## [Required task]
Output the full listing below exactly, without the pictures.

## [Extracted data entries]
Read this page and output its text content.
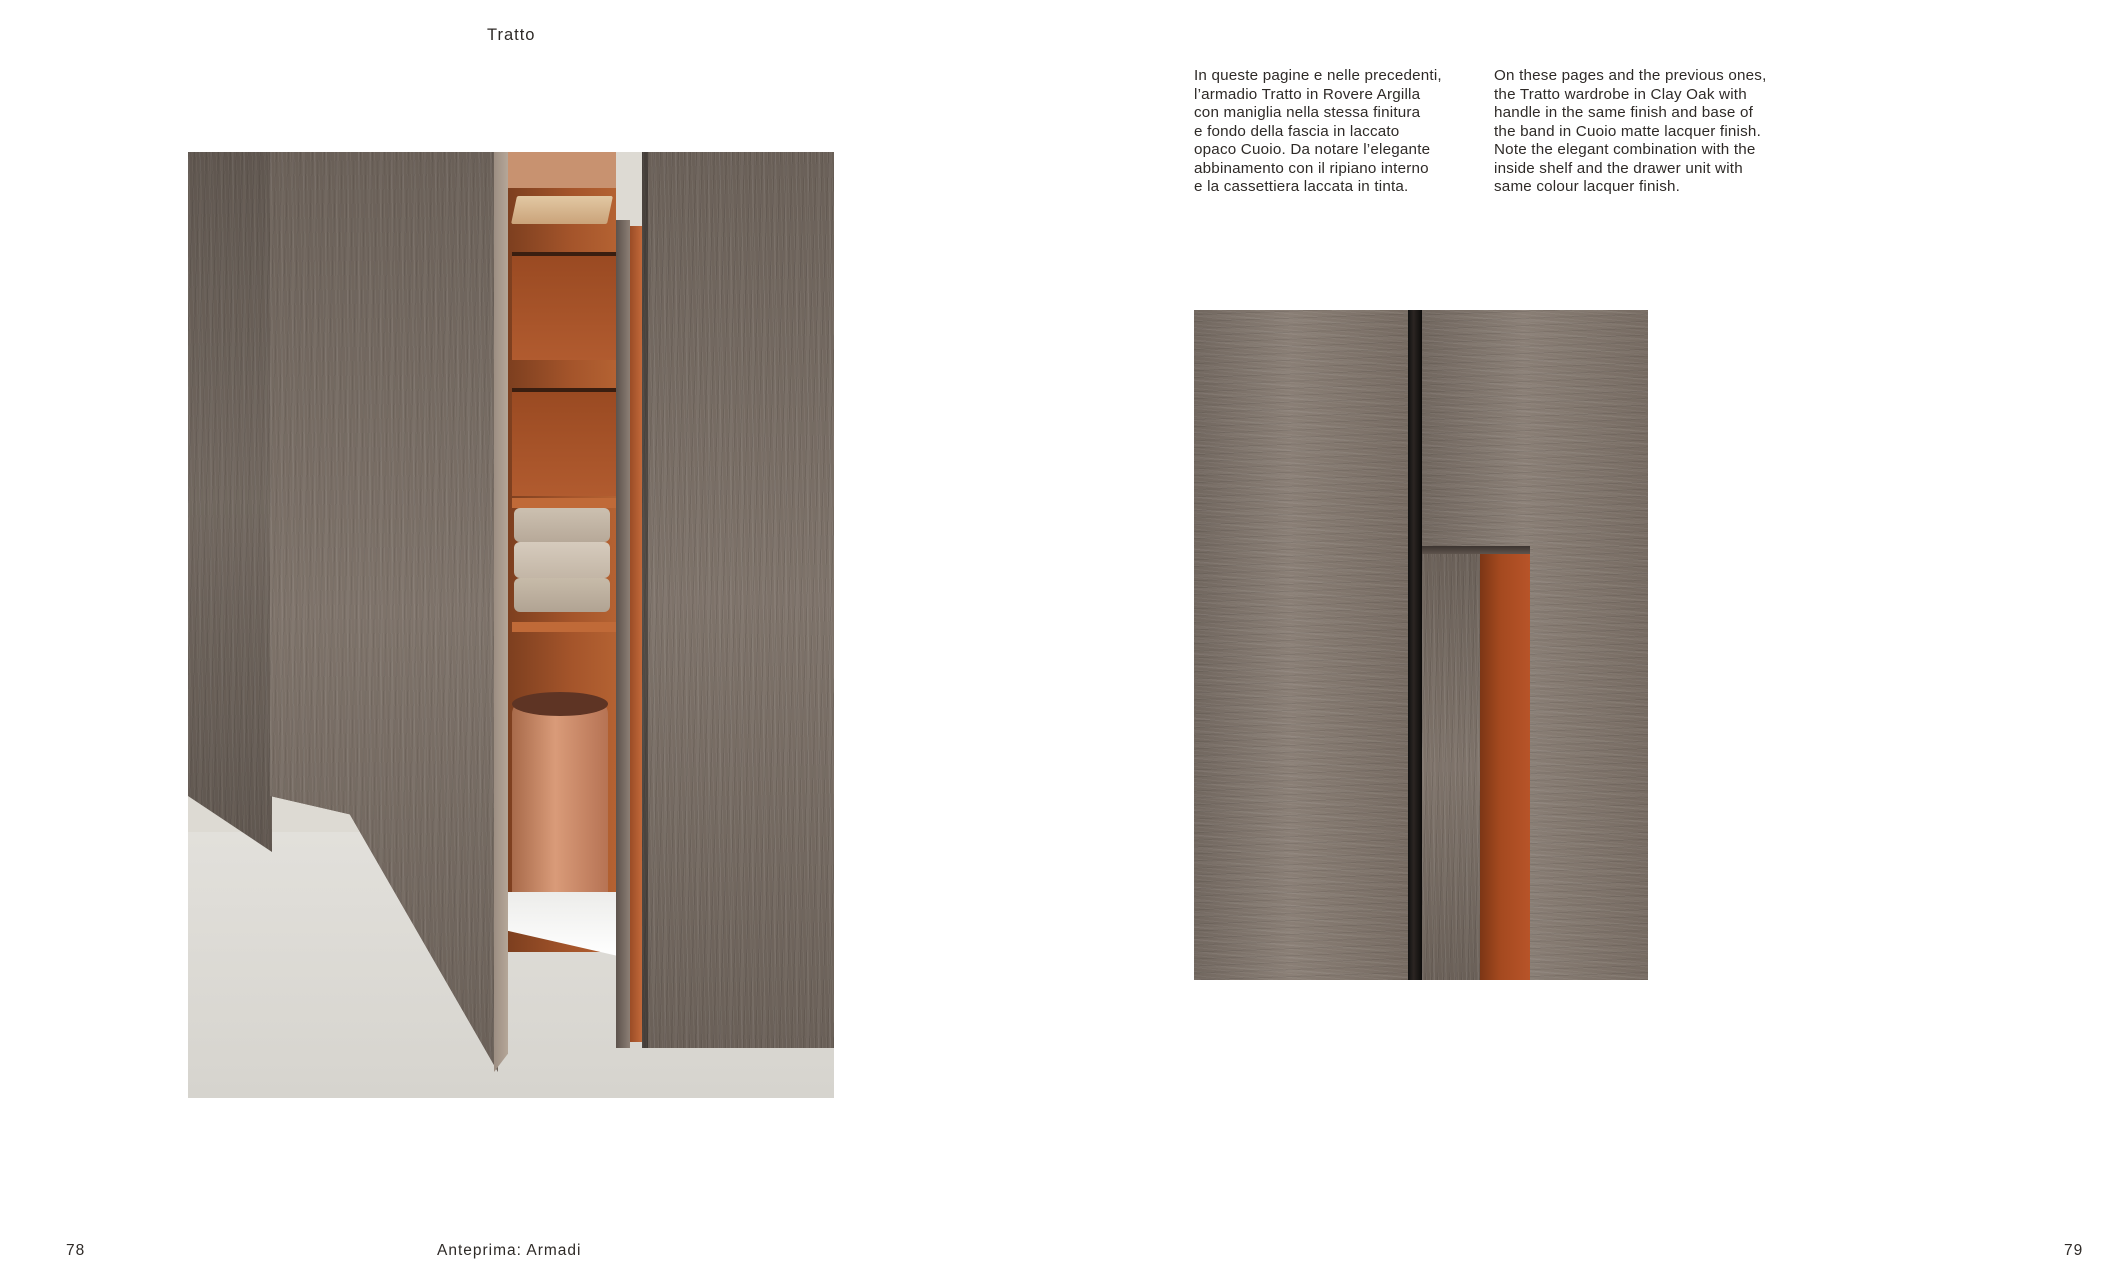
Tratto
In queste pagine e nelle precedenti,
l’armadio Tratto in Rovere Argilla
con maniglia nella stessa finitura
e fondo della fascia in laccato
opaco Cuoio. Da notare l’elegante
abbinamento con il ripiano interno
e la cassettiera laccata in tinta.
On these pages and the previous ones,
the Tratto wardrobe in Clay Oak with
handle in the same finish and base of
the band in Cuoio matte lacquer finish.
Note the elegant combination with the
inside shelf and the drawer unit with
same colour lacquer finish.
78	Anteprima: Armadi	79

## [Solution to the problem]
Read this page and output its text content.
Tratto
In queste pagine e nelle precedenti,
l’armadio Tratto in Rovere Argilla
con maniglia nella stessa finitura
e fondo della fascia in laccato
opaco Cuoio. Da notare l’elegante
abbinamento con il ripiano interno
e la cassettiera laccata in tinta.
On these pages and the previous ones,
the Tratto wardrobe in Clay Oak with
handle in the same finish and base of
the band in Cuoio matte lacquer finish.
Note the elegant combination with the
inside shelf and the drawer unit with
same colour lacquer finish.
78	Anteprima: Armadi	79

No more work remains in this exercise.